SHORT PROBLEM —
Rewrite all of the items below, replacing every "table-row" with "grid-row" and leaving everything else as it is.

[Element and region data]
※
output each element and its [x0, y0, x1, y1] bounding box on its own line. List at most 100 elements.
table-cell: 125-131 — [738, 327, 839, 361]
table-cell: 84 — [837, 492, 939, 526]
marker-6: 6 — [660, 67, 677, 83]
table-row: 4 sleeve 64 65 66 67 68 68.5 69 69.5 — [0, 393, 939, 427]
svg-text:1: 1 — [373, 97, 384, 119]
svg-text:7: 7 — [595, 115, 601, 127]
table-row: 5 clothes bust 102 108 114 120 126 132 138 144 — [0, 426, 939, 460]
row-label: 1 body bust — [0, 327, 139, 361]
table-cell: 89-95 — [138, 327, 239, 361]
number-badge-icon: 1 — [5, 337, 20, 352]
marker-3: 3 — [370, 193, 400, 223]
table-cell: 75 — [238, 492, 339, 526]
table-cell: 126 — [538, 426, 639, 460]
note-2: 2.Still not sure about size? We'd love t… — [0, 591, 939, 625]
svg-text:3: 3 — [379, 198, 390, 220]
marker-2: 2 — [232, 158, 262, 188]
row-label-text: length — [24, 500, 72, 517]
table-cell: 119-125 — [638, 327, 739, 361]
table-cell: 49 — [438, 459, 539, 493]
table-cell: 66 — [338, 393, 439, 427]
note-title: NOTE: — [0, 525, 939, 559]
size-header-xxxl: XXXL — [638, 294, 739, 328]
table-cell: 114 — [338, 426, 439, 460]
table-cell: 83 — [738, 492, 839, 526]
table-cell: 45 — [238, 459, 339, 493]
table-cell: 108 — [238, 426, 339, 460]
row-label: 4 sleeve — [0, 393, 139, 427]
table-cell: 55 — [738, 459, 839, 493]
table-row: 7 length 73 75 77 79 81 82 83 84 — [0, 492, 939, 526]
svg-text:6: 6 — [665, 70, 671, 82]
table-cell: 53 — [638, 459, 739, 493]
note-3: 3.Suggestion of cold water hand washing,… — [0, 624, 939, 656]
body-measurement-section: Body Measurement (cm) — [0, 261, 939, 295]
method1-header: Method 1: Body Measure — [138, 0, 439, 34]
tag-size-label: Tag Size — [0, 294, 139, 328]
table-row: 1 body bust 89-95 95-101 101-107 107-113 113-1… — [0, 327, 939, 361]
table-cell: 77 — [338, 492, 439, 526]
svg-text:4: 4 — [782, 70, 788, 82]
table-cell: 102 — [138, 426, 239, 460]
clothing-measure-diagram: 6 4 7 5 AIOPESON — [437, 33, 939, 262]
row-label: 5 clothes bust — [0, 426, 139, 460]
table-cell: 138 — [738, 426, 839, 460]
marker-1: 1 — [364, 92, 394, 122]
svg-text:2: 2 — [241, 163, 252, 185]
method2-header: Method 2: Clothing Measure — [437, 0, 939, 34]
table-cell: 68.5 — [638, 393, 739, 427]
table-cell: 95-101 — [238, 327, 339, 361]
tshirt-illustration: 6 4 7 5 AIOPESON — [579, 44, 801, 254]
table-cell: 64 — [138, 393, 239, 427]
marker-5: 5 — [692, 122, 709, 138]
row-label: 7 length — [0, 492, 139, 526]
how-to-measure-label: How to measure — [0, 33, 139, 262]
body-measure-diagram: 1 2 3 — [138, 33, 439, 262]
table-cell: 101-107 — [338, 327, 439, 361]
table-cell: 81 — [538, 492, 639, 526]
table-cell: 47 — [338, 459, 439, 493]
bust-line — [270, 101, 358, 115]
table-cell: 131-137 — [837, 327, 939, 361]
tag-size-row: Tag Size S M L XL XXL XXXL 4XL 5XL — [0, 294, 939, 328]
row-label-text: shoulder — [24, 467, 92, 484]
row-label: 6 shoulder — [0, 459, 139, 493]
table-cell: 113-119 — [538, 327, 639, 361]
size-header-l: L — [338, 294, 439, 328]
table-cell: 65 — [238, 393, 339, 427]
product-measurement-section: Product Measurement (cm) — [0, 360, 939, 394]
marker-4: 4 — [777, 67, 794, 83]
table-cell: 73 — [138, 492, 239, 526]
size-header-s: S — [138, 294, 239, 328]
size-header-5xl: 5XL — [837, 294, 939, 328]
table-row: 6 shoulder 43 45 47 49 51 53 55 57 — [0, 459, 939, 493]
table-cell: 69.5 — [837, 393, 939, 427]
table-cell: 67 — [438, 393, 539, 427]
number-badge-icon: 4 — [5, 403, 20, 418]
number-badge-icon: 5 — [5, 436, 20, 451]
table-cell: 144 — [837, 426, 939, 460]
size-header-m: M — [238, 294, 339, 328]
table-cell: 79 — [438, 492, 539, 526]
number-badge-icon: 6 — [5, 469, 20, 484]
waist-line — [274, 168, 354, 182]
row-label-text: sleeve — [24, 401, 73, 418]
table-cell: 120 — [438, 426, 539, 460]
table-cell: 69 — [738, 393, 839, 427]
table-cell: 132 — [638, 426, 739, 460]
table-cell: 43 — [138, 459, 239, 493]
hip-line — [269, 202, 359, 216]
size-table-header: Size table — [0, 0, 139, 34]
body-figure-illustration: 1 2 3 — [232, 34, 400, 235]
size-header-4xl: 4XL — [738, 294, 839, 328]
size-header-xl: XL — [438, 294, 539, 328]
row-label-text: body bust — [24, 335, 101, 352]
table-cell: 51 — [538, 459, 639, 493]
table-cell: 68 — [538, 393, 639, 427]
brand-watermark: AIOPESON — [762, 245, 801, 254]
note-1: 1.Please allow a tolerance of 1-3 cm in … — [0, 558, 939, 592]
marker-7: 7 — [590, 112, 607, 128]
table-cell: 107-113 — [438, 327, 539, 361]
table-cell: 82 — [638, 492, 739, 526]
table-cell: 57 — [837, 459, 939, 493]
※
TASK OUTPUT —
output each element and its [x0, y0, x1, y1] bounding box on its own line. List at most 100 elements.
table-cell: 125-131 — [738, 327, 839, 361]
table-cell: 84 — [837, 492, 939, 526]
marker-6: 6 — [660, 67, 677, 83]
grid-row: 4 sleeve 64 65 66 67 68 68.5 69 69.5 — [0, 393, 939, 427]
svg-text:1: 1 — [373, 97, 384, 119]
svg-text:7: 7 — [595, 115, 601, 127]
grid-row: 5 clothes bust 102 108 114 120 126 132 138 144 — [0, 426, 939, 460]
row-label: 1 body bust — [0, 327, 139, 361]
table-cell: 89-95 — [138, 327, 239, 361]
number-badge-icon: 1 — [5, 337, 20, 352]
marker-3: 3 — [370, 193, 400, 223]
table-cell: 75 — [238, 492, 339, 526]
table-cell: 126 — [538, 426, 639, 460]
note-2: 2.Still not sure about size? We'd love t… — [0, 591, 939, 625]
svg-text:3: 3 — [379, 198, 390, 220]
marker-2: 2 — [232, 158, 262, 188]
row-label-text: length — [24, 500, 72, 517]
table-cell: 119-125 — [638, 327, 739, 361]
table-cell: 49 — [438, 459, 539, 493]
table-cell: 66 — [338, 393, 439, 427]
note-title: NOTE: — [0, 525, 939, 559]
size-header-xxxl: XXXL — [638, 294, 739, 328]
table-cell: 114 — [338, 426, 439, 460]
table-cell: 83 — [738, 492, 839, 526]
table-cell: 45 — [238, 459, 339, 493]
table-cell: 108 — [238, 426, 339, 460]
row-label: 4 sleeve — [0, 393, 139, 427]
table-cell: 55 — [738, 459, 839, 493]
grid-row: 7 length 73 75 77 79 81 82 83 84 — [0, 492, 939, 526]
svg-text:6: 6 — [665, 70, 671, 82]
table-cell: 53 — [638, 459, 739, 493]
note-3: 3.Suggestion of cold water hand washing,… — [0, 624, 939, 656]
body-measurement-section: Body Measurement (cm) — [0, 261, 939, 295]
method1-header: Method 1: Body Measure — [138, 0, 439, 34]
tag-size-label: Tag Size — [0, 294, 139, 328]
grid-row: 1 body bust 89-95 95-101 101-107 107-113 113-1… — [0, 327, 939, 361]
table-cell: 77 — [338, 492, 439, 526]
svg-text:4: 4 — [782, 70, 788, 82]
table-cell: 102 — [138, 426, 239, 460]
clothing-measure-diagram: 6 4 7 5 AIOPESON — [437, 33, 939, 262]
row-label: 5 clothes bust — [0, 426, 139, 460]
table-cell: 138 — [738, 426, 839, 460]
marker-1: 1 — [364, 92, 394, 122]
svg-text:2: 2 — [241, 163, 252, 185]
method2-header: Method 2: Clothing Measure — [437, 0, 939, 34]
table-cell: 68.5 — [638, 393, 739, 427]
table-cell: 95-101 — [238, 327, 339, 361]
tshirt-illustration: 6 4 7 5 AIOPESON — [579, 44, 801, 254]
table-cell: 64 — [138, 393, 239, 427]
marker-5: 5 — [692, 122, 709, 138]
row-label: 7 length — [0, 492, 139, 526]
how-to-measure-label: How to measure — [0, 33, 139, 262]
body-measure-diagram: 1 2 3 — [138, 33, 439, 262]
table-cell: 101-107 — [338, 327, 439, 361]
table-cell: 81 — [538, 492, 639, 526]
table-cell: 47 — [338, 459, 439, 493]
bust-line — [270, 101, 358, 115]
table-cell: 131-137 — [837, 327, 939, 361]
tag-size-row: Tag Size S M L XL XXL XXXL 4XL 5XL — [0, 294, 939, 328]
row-label-text: shoulder — [24, 467, 92, 484]
row-label: 6 shoulder — [0, 459, 139, 493]
table-cell: 113-119 — [538, 327, 639, 361]
size-header-l: L — [338, 294, 439, 328]
table-cell: 65 — [238, 393, 339, 427]
product-measurement-section: Product Measurement (cm) — [0, 360, 939, 394]
marker-4: 4 — [777, 67, 794, 83]
table-cell: 73 — [138, 492, 239, 526]
size-header-s: S — [138, 294, 239, 328]
size-header-5xl: 5XL — [837, 294, 939, 328]
grid-row: 6 shoulder 43 45 47 49 51 53 55 57 — [0, 459, 939, 493]
table-cell: 69.5 — [837, 393, 939, 427]
table-cell: 67 — [438, 393, 539, 427]
number-badge-icon: 4 — [5, 403, 20, 418]
number-badge-icon: 5 — [5, 436, 20, 451]
table-cell: 144 — [837, 426, 939, 460]
size-header-m: M — [238, 294, 339, 328]
table-cell: 79 — [438, 492, 539, 526]
number-badge-icon: 6 — [5, 469, 20, 484]
waist-line — [274, 168, 354, 182]
row-label-text: sleeve — [24, 401, 73, 418]
table-cell: 120 — [438, 426, 539, 460]
table-cell: 69 — [738, 393, 839, 427]
table-cell: 132 — [638, 426, 739, 460]
table-cell: 43 — [138, 459, 239, 493]
hip-line — [269, 202, 359, 216]
size-table-header: Size table — [0, 0, 139, 34]
body-figure-illustration: 1 2 3 — [232, 34, 400, 235]
size-header-4xl: 4XL — [738, 294, 839, 328]
size-header-xl: XL — [438, 294, 539, 328]
row-label-text: body bust — [24, 335, 101, 352]
table-cell: 51 — [538, 459, 639, 493]
table-cell: 68 — [538, 393, 639, 427]
brand-watermark: AIOPESON — [762, 245, 801, 254]
note-1: 1.Please allow a tolerance of 1-3 cm in … — [0, 558, 939, 592]
marker-7: 7 — [590, 112, 607, 128]
table-cell: 107-113 — [438, 327, 539, 361]
table-cell: 82 — [638, 492, 739, 526]
table-cell: 57 — [837, 459, 939, 493]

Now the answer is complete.